◆ Exercise materials:
<<<<

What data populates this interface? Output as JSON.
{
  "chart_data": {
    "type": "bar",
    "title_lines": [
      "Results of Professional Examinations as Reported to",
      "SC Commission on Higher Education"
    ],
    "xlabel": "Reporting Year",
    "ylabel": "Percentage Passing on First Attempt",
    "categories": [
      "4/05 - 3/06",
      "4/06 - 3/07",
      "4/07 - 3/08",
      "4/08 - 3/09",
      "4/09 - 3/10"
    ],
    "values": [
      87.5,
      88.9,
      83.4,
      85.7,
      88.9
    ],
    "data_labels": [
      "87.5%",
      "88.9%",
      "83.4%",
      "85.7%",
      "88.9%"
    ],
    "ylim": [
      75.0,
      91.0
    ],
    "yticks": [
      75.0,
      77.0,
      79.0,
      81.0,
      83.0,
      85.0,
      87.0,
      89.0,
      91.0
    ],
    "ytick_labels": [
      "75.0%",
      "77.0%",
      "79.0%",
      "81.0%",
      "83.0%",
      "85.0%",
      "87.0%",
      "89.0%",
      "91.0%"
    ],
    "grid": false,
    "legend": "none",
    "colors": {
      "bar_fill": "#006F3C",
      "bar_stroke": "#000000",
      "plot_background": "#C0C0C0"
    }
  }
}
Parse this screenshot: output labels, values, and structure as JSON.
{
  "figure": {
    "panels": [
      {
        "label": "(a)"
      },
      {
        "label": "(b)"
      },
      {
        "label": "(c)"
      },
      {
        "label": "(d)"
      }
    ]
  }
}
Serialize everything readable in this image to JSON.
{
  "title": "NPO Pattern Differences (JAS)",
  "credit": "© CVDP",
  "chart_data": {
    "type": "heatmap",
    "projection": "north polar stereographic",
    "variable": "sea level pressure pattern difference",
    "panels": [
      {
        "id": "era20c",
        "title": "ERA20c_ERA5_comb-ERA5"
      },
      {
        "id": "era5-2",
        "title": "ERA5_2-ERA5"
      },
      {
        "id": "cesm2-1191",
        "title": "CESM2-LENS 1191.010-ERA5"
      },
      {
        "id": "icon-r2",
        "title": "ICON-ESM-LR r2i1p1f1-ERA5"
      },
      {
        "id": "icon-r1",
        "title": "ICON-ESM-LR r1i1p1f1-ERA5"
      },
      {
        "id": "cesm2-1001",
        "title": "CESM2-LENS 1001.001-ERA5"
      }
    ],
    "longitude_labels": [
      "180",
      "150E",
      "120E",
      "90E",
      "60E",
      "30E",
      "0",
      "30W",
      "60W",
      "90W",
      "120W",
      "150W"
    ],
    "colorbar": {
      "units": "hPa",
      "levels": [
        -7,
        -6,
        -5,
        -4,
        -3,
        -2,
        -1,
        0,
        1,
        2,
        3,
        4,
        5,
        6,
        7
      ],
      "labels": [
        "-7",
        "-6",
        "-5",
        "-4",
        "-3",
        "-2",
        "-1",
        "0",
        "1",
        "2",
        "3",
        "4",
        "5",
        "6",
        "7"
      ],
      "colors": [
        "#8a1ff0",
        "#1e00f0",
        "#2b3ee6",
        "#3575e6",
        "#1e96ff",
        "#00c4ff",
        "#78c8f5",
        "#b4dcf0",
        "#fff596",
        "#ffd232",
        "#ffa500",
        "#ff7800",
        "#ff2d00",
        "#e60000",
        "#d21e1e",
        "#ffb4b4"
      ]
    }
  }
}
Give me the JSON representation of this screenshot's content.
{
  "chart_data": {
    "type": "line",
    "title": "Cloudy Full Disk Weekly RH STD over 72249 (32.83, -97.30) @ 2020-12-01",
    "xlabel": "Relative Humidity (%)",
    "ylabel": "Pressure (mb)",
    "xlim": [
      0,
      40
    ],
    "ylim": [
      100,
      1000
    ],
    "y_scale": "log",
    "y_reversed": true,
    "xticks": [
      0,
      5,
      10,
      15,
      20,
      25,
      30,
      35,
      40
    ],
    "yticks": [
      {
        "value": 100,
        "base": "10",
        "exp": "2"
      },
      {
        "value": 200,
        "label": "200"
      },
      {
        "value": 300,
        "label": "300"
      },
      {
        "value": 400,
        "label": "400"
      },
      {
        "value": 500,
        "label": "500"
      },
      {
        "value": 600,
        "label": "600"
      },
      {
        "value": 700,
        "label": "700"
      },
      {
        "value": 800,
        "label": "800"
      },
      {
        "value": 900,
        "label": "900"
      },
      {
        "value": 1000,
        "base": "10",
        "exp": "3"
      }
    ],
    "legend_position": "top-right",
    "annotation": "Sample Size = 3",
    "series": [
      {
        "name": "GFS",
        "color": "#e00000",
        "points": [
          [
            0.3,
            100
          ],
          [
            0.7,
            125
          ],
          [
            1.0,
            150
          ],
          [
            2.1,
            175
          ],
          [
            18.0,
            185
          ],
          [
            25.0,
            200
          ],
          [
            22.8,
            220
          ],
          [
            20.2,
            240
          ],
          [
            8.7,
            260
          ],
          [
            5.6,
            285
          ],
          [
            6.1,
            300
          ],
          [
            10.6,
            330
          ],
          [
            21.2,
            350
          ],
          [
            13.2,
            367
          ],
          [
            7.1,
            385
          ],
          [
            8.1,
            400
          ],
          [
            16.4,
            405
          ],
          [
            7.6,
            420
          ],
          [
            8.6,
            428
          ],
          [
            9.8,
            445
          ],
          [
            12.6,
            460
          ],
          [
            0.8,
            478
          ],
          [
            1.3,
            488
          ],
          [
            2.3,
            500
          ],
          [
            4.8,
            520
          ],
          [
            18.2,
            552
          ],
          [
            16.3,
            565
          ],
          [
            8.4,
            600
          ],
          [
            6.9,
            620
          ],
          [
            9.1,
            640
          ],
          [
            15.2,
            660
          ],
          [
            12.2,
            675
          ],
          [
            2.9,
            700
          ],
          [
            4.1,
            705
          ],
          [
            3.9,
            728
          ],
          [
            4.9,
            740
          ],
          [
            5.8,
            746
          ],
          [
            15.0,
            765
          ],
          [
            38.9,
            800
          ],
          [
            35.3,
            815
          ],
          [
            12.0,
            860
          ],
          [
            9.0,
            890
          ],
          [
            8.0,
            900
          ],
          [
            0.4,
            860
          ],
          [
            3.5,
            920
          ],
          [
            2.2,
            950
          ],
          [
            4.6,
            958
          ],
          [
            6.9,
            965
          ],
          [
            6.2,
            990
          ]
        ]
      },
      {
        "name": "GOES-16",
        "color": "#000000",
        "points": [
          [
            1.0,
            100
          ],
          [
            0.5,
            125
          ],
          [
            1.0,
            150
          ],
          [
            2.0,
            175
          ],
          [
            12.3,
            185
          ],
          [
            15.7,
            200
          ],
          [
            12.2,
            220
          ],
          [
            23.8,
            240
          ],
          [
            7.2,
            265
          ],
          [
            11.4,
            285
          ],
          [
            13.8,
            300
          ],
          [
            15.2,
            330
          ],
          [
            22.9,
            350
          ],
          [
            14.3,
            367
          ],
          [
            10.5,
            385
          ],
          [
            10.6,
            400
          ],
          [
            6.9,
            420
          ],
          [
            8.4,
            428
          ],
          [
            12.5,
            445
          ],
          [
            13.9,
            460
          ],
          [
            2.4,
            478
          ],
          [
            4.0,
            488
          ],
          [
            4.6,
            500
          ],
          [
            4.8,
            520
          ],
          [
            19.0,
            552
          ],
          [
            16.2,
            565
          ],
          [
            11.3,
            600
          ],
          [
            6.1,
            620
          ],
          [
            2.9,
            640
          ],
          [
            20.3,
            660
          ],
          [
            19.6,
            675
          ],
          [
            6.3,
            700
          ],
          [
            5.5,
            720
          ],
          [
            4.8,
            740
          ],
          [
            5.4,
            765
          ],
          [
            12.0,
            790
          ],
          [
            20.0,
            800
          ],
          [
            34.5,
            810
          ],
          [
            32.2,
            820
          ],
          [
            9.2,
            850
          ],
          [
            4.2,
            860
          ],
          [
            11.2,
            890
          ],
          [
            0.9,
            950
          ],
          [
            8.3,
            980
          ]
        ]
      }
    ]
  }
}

>>>>

◆ Exercise prompt: Going through the records above, state how many lines carry "values", with no other text.

◆ Expected answer: 2